Lines of data:
====
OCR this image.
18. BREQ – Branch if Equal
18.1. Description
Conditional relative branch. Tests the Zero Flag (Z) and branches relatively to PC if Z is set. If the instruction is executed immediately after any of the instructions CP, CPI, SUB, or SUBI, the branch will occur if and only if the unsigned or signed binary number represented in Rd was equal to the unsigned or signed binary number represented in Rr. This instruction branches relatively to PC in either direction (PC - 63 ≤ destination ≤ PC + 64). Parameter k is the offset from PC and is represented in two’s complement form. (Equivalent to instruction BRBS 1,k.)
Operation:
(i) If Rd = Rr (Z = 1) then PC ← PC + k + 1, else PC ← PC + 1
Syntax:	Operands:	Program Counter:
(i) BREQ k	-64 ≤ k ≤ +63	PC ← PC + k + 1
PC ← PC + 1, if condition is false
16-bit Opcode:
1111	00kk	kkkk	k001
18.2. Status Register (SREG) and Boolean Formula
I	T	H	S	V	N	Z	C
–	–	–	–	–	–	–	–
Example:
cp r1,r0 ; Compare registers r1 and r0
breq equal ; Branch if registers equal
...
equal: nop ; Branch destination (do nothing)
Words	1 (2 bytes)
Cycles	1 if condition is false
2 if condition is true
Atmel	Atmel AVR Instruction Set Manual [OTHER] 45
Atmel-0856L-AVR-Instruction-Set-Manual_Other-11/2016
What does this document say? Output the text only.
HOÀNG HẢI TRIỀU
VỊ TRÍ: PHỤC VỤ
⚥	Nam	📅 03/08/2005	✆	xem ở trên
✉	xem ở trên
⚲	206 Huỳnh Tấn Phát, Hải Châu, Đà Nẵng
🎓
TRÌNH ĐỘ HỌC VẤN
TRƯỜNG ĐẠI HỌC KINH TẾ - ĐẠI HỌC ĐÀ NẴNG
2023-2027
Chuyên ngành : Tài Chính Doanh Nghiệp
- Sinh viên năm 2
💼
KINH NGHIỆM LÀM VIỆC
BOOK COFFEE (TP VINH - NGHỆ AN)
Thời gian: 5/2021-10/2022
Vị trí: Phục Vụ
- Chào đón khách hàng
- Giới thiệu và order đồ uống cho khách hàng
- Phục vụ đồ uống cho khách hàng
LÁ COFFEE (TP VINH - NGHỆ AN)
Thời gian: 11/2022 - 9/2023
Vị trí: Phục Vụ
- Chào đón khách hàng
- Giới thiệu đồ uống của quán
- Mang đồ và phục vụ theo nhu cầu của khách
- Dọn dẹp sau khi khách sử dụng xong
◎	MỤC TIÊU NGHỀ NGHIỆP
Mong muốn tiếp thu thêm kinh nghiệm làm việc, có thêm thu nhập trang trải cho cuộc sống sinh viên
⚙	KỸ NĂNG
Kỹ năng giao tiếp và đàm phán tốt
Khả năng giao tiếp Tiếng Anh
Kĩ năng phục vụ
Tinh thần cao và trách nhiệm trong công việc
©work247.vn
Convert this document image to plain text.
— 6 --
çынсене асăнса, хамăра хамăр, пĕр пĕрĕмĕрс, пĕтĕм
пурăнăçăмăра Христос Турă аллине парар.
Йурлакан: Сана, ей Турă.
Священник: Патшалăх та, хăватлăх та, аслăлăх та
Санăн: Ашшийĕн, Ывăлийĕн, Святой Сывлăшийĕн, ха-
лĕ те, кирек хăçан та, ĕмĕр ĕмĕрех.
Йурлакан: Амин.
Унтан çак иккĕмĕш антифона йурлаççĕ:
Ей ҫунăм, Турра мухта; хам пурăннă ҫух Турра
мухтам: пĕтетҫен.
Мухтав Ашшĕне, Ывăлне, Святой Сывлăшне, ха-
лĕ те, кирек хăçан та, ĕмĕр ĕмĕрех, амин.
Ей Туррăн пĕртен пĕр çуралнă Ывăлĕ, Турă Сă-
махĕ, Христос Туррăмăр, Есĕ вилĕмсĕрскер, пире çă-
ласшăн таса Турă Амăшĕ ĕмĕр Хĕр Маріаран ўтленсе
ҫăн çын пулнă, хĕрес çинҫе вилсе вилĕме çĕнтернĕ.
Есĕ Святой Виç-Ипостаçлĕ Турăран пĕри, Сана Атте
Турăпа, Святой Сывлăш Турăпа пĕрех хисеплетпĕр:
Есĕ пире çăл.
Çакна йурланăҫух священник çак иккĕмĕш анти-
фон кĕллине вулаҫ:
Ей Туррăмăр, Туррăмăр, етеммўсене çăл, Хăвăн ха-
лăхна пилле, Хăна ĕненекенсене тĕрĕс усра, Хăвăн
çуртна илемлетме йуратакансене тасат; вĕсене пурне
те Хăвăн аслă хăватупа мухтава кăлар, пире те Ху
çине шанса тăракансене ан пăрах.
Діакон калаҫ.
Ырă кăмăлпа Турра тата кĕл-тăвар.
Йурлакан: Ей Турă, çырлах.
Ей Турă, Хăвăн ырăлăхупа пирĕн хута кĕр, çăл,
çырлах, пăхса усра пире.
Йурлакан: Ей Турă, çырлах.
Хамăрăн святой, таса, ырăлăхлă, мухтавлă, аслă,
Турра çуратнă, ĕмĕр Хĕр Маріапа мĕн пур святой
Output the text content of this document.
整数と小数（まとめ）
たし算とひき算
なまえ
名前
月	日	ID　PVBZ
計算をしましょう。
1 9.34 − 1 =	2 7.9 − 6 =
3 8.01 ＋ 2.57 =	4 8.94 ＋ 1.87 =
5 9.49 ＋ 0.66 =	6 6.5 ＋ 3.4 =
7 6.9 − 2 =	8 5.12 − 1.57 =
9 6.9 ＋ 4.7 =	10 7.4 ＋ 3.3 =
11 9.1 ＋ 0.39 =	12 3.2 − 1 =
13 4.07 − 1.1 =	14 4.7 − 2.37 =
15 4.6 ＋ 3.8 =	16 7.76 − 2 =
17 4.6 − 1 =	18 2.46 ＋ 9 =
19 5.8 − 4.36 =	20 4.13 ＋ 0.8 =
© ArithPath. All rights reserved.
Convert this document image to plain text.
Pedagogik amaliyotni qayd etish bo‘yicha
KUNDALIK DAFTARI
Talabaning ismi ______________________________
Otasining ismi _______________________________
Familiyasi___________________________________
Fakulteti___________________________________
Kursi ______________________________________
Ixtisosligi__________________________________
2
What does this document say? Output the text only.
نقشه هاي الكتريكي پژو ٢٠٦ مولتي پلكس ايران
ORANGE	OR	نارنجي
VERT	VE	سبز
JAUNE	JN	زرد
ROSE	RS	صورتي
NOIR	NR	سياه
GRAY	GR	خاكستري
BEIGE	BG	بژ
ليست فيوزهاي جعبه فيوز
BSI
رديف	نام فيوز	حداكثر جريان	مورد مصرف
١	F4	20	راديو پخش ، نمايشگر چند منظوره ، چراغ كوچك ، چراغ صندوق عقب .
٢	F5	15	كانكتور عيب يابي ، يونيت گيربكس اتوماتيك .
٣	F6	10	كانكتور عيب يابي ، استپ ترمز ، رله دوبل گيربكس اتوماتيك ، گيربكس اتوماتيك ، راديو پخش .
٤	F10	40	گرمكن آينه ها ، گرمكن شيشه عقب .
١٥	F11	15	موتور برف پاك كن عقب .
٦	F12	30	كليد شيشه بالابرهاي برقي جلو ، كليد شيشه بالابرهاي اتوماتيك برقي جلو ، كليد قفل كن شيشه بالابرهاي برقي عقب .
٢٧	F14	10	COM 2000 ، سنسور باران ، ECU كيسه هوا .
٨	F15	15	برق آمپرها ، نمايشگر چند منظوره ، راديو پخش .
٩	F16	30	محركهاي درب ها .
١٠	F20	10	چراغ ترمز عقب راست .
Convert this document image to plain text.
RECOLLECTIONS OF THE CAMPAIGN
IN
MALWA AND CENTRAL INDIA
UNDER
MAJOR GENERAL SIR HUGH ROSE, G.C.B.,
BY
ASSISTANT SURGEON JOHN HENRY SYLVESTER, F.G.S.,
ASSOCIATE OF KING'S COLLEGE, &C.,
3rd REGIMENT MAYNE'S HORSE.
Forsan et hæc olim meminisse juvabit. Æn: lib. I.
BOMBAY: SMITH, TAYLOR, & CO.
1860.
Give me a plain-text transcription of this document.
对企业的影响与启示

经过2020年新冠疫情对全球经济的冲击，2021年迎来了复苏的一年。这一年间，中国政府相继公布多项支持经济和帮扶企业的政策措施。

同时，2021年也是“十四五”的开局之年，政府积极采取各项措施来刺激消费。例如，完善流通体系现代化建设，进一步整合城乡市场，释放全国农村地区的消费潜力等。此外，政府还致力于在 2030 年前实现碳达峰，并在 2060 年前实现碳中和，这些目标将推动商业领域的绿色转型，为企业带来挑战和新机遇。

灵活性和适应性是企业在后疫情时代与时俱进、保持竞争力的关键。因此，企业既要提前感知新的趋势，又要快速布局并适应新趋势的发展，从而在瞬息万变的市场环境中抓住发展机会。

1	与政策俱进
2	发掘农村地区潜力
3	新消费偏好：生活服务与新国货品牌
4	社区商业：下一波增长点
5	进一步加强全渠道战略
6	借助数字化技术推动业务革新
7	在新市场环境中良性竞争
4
====
Send back exactly the lines from the line with "Give me a plain-text" through the end of the records.

» **FULL SOLUTION**:
Give me a plain-text transcription of this document.
对企业的影响与启示

经过2020年新冠疫情对全球经济的冲击，2021年迎来了复苏的一年。这一年间，中国政府相继公布多项支持经济和帮扶企业的政策措施。

同时，2021年也是“十四五”的开局之年，政府积极采取各项措施来刺激消费。例如，完善流通体系现代化建设，进一步整合城乡市场，释放全国农村地区的消费潜力等。此外，政府还致力于在 2030 年前实现碳达峰，并在 2060 年前实现碳中和，这些目标将推动商业领域的绿色转型，为企业带来挑战和新机遇。

灵活性和适应性是企业在后疫情时代与时俱进、保持竞争力的关键。因此，企业既要提前感知新的趋势，又要快速布局并适应新趋势的发展，从而在瞬息万变的市场环境中抓住发展机会。

1	与政策俱进
2	发掘农村地区潜力
3	新消费偏好：生活服务与新国货品牌
4	社区商业：下一波增长点
5	进一步加强全渠道战略
6	借助数字化技术推动业务革新
7	在新市场环境中良性竞争
4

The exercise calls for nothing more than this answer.